# Exercise brief
Show every line from the data below that includes "Bharathi".

** Opening Exercise input block **

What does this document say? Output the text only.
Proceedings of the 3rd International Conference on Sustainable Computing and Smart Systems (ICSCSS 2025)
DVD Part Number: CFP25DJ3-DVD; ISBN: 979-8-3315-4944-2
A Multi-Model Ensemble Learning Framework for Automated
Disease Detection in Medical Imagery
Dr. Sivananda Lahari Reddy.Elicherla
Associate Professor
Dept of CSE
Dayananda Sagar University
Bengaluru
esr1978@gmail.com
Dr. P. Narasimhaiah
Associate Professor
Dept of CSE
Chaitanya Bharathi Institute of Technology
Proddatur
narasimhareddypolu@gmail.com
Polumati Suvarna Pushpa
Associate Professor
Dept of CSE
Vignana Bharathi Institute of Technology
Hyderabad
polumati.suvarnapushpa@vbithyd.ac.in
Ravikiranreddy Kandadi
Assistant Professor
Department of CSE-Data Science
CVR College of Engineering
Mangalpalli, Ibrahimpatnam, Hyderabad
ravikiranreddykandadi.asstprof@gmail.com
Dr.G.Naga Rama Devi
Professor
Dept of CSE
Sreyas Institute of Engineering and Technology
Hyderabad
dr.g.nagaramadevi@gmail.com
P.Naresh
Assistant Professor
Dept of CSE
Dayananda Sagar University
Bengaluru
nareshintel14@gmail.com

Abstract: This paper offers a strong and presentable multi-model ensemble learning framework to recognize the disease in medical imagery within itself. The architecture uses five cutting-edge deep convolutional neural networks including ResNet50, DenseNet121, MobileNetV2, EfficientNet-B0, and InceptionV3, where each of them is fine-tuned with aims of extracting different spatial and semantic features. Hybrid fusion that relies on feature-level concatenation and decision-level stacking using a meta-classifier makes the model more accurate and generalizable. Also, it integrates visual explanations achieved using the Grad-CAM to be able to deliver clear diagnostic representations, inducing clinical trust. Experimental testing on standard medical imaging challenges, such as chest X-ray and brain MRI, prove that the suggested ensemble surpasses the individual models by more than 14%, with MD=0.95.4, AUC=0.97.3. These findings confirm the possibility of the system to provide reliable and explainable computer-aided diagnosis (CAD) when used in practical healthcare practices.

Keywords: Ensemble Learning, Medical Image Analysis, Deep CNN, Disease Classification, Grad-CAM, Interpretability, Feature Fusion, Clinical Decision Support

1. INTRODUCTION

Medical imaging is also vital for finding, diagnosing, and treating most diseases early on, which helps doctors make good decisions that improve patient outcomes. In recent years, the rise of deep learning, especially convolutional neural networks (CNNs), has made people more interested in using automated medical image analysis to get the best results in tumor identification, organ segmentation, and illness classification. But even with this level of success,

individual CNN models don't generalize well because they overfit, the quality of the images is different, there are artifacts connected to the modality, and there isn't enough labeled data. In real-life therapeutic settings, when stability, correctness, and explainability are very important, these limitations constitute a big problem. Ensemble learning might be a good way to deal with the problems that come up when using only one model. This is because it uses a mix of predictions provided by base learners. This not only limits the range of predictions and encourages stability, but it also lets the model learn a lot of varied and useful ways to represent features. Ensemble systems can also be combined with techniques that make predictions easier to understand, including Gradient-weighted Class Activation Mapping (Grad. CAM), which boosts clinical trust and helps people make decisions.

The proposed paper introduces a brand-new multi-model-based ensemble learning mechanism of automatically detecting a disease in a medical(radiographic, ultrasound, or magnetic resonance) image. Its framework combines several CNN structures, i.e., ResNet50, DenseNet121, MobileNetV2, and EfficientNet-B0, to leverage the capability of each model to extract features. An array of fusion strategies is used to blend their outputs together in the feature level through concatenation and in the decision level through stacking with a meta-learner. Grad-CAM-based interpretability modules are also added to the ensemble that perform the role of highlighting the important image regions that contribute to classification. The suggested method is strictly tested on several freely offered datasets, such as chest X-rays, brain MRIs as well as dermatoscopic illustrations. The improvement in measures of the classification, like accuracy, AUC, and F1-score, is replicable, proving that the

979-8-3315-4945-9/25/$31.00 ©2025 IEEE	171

** Closing Exercise input block **

# Response to this task
Chaitanya Bharathi Institute of Technology
Vignana Bharathi Institute of Technology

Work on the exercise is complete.